### PROVIDED RECORDS
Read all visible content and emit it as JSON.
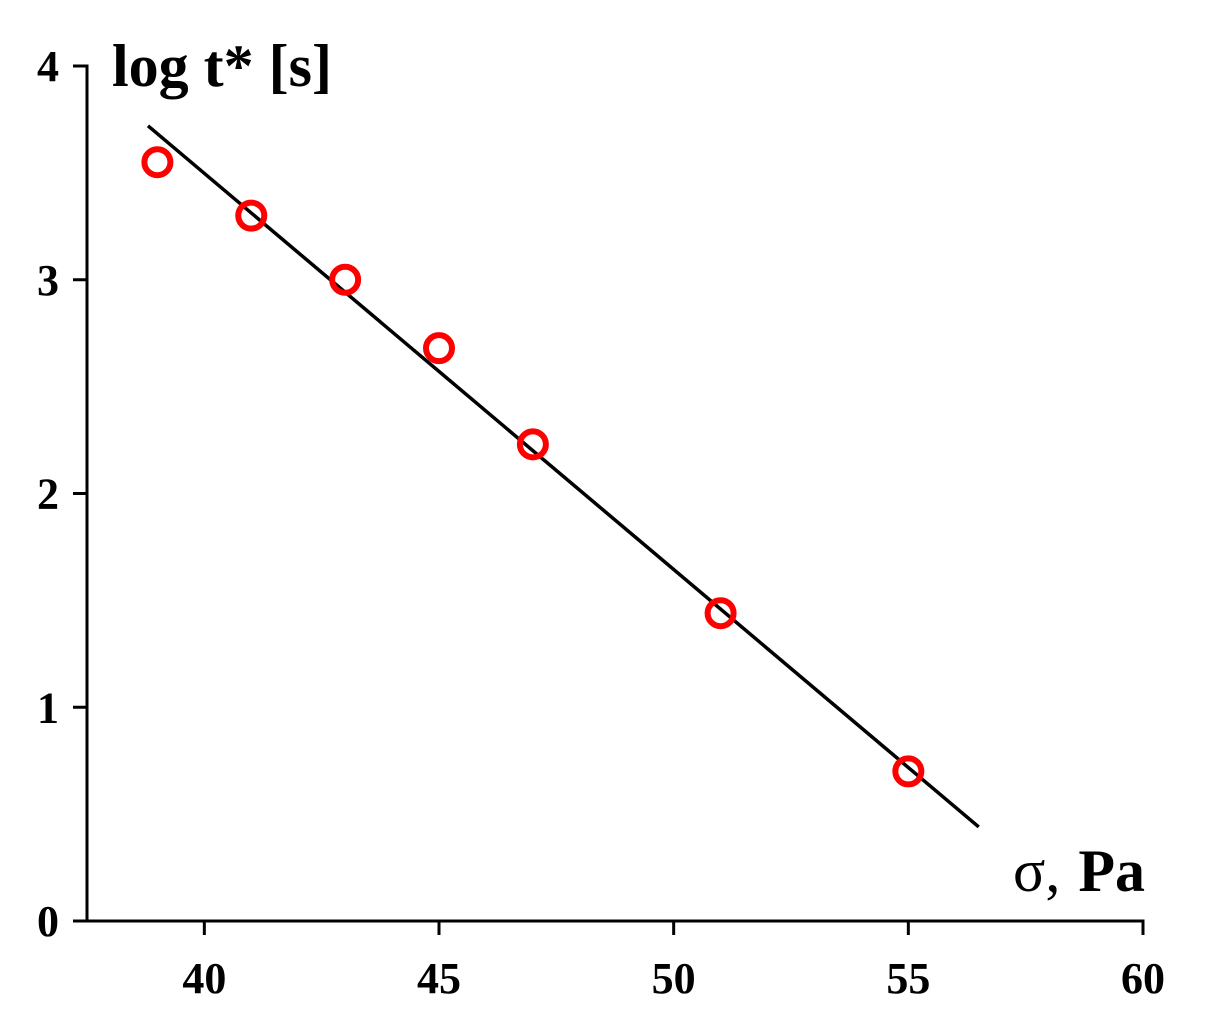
{
  "chart_data": {
    "type": "scatter",
    "title": "",
    "ylabel": "log t* [s]",
    "xlabel_symbol": "σ,",
    "xlabel_unit": "Pa",
    "xlim": [
      37.5,
      60
    ],
    "ylim": [
      0,
      4
    ],
    "x_ticks": [
      40,
      45,
      50,
      55,
      60
    ],
    "y_ticks": [
      0,
      1,
      2,
      3,
      4
    ],
    "grid": false,
    "colors": {
      "points": "#ff0000",
      "fit_line": "#000000",
      "axes": "#000000"
    },
    "series": [
      {
        "type": "scatter",
        "marker": "open-circle",
        "points": [
          {
            "x": 39,
            "y": 3.55
          },
          {
            "x": 41,
            "y": 3.3
          },
          {
            "x": 43,
            "y": 3.0
          },
          {
            "x": 45,
            "y": 2.68
          },
          {
            "x": 47,
            "y": 2.23
          },
          {
            "x": 51,
            "y": 1.44
          },
          {
            "x": 55,
            "y": 0.7
          }
        ]
      },
      {
        "type": "line",
        "points": [
          {
            "x": 38.8,
            "y": 3.72
          },
          {
            "x": 56.5,
            "y": 0.44
          }
        ]
      }
    ]
  }
}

### WORK INSTRUCTIONS
With the pictures omitted, reproduce the records in full and exactly.

### FULL OUTPUT
Read all visible content and emit it as JSON.
{
  "chart_data": {
    "type": "scatter",
    "title": "",
    "ylabel": "log t* [s]",
    "xlabel_symbol": "σ,",
    "xlabel_unit": "Pa",
    "xlim": [
      37.5,
      60
    ],
    "ylim": [
      0,
      4
    ],
    "x_ticks": [
      40,
      45,
      50,
      55,
      60
    ],
    "y_ticks": [
      0,
      1,
      2,
      3,
      4
    ],
    "grid": false,
    "colors": {
      "points": "#ff0000",
      "fit_line": "#000000",
      "axes": "#000000"
    },
    "series": [
      {
        "type": "scatter",
        "marker": "open-circle",
        "points": [
          {
            "x": 39,
            "y": 3.55
          },
          {
            "x": 41,
            "y": 3.3
          },
          {
            "x": 43,
            "y": 3.0
          },
          {
            "x": 45,
            "y": 2.68
          },
          {
            "x": 47,
            "y": 2.23
          },
          {
            "x": 51,
            "y": 1.44
          },
          {
            "x": 55,
            "y": 0.7
          }
        ]
      },
      {
        "type": "line",
        "points": [
          {
            "x": 38.8,
            "y": 3.72
          },
          {
            "x": 56.5,
            "y": 0.44
          }
        ]
      }
    ]
  }
}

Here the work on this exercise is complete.